#### [Set problem]
Give only the number of lines in the records that include the string "normal".

#### [Dataset]
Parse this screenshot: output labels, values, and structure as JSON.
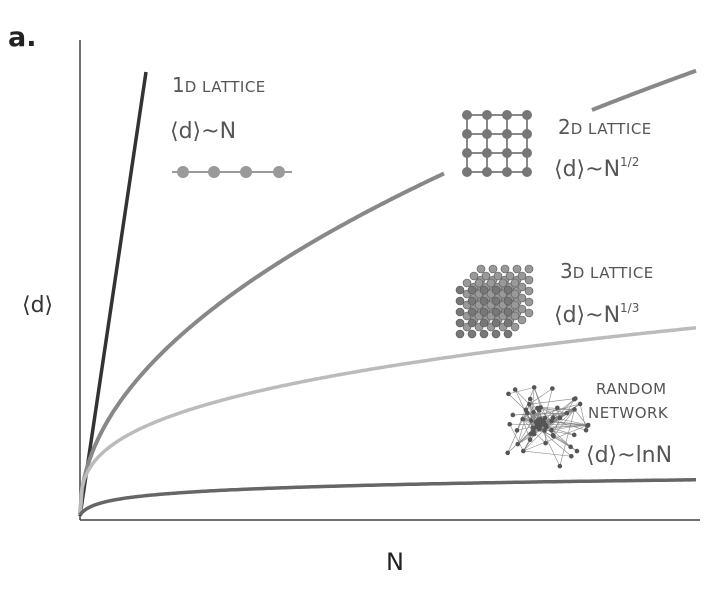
{
  "panel_label": "a.",
  "axes": {
    "y_label": "⟨d⟩",
    "x_label": "N"
  },
  "annotations": [
    {
      "number": "1",
      "name": "D LATTICE",
      "formula": "⟨d⟩~N"
    },
    {
      "number": "2",
      "name": "D LATTICE",
      "formula": "⟨d⟩~N",
      "exponent": "1/2"
    },
    {
      "number": "3",
      "name": "D LATTICE",
      "formula": "⟨d⟩~N",
      "exponent": "1/3"
    },
    {
      "name_lines": [
        "RANDOM",
        "NETWORK"
      ],
      "formula": "⟨d⟩~lnN"
    }
  ]
}
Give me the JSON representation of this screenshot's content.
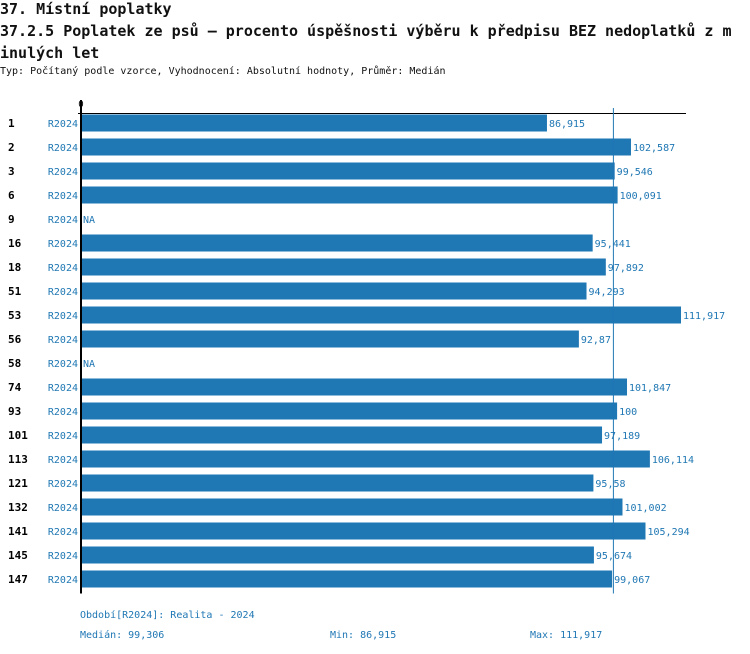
{
  "header": {
    "title": "37. Místní poplatky",
    "subtitle": "37.2.5 Poplatek ze psů – procento úspěšnosti výběru k předpisu BEZ nedoplatků z minulých let",
    "meta": "Typ: Počítaný podle vzorce, Vyhodnocení: Absolutní hodnoty, Průměr: Medián"
  },
  "chart_data": {
    "type": "bar",
    "orientation": "horizontal",
    "axis_zero_label": "0",
    "bar_color": "#1f77b4",
    "rows": [
      {
        "id": "1",
        "period": "R2024",
        "value": 86.915,
        "label": "86,915"
      },
      {
        "id": "2",
        "period": "R2024",
        "value": 102.587,
        "label": "102,587"
      },
      {
        "id": "3",
        "period": "R2024",
        "value": 99.546,
        "label": "99,546"
      },
      {
        "id": "6",
        "period": "R2024",
        "value": 100.091,
        "label": "100,091"
      },
      {
        "id": "9",
        "period": "R2024",
        "value": null,
        "label": "NA"
      },
      {
        "id": "16",
        "period": "R2024",
        "value": 95.441,
        "label": "95,441"
      },
      {
        "id": "18",
        "period": "R2024",
        "value": 97.892,
        "label": "97,892"
      },
      {
        "id": "51",
        "period": "R2024",
        "value": 94.293,
        "label": "94,293"
      },
      {
        "id": "53",
        "period": "R2024",
        "value": 111.917,
        "label": "111,917"
      },
      {
        "id": "56",
        "period": "R2024",
        "value": 92.87,
        "label": "92,87"
      },
      {
        "id": "58",
        "period": "R2024",
        "value": null,
        "label": "NA"
      },
      {
        "id": "74",
        "period": "R2024",
        "value": 101.847,
        "label": "101,847"
      },
      {
        "id": "93",
        "period": "R2024",
        "value": 100,
        "label": "100"
      },
      {
        "id": "101",
        "period": "R2024",
        "value": 97.189,
        "label": "97,189"
      },
      {
        "id": "113",
        "period": "R2024",
        "value": 106.114,
        "label": "106,114"
      },
      {
        "id": "121",
        "period": "R2024",
        "value": 95.58,
        "label": "95,58"
      },
      {
        "id": "132",
        "period": "R2024",
        "value": 101.002,
        "label": "101,002"
      },
      {
        "id": "141",
        "period": "R2024",
        "value": 105.294,
        "label": "105,294"
      },
      {
        "id": "145",
        "period": "R2024",
        "value": 95.674,
        "label": "95,674"
      },
      {
        "id": "147",
        "period": "R2024",
        "value": 99.067,
        "label": "99,067"
      }
    ],
    "median": 99.306,
    "xmax": 111.917
  },
  "footer": {
    "period_note": "Období[R2024]: Realita - 2024",
    "median": "Medián: 99,306",
    "min": "Min: 86,915",
    "max": "Max: 111,917"
  }
}
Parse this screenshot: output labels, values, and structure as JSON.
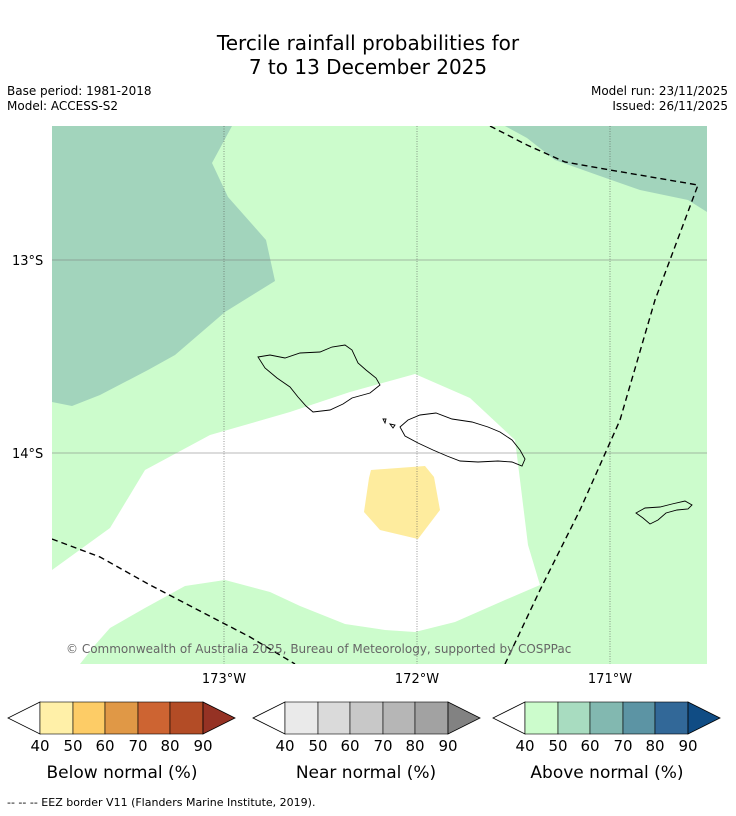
{
  "title": {
    "line1": "Tercile rainfall probabilities for",
    "line2": "7 to 13 December 2025"
  },
  "meta": {
    "base_period": "Base period: 1981-2018",
    "model": "Model: ACCESS-S2",
    "model_run": "Model run: 23/11/2025",
    "issued": "Issued: 26/11/2025"
  },
  "map": {
    "lat_labels": [
      "13°S",
      "14°S"
    ],
    "lon_labels": [
      "173°W",
      "172°W",
      "171°W"
    ],
    "copyright": "© Commonwealth of Australia 2025, Bureau of Meteorology, supported by COSPPac",
    "colors": {
      "ocean_neutral": "#ffffff",
      "above_40": "#ccfccc",
      "above_50": "#a2d4bc",
      "below_40": "#feec9e",
      "grid": "#555555",
      "coast": "#000000"
    }
  },
  "legends": [
    {
      "label": "Below normal (%)",
      "ticks": [
        "40",
        "50",
        "60",
        "70",
        "80",
        "90"
      ],
      "colors": [
        "#fff0a8",
        "#fdcc66",
        "#e09846",
        "#cd6432",
        "#b34c26",
        "#953224"
      ]
    },
    {
      "label": "Near normal (%)",
      "ticks": [
        "40",
        "50",
        "60",
        "70",
        "80",
        "90"
      ],
      "colors": [
        "#eaeaea",
        "#dadada",
        "#c8c8c8",
        "#b6b6b6",
        "#a2a2a2",
        "#828282"
      ]
    },
    {
      "label": "Above normal (%)",
      "ticks": [
        "40",
        "50",
        "60",
        "70",
        "80",
        "90"
      ],
      "colors": [
        "#ccfccc",
        "#a8dcc0",
        "#82b8b0",
        "#5c94a4",
        "#326898",
        "#104c84"
      ]
    }
  ],
  "footer": {
    "eez_note": "--  --  -- EEZ border V11 (Flanders Marine Institute, 2019)."
  }
}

#### [Answer to this task]
3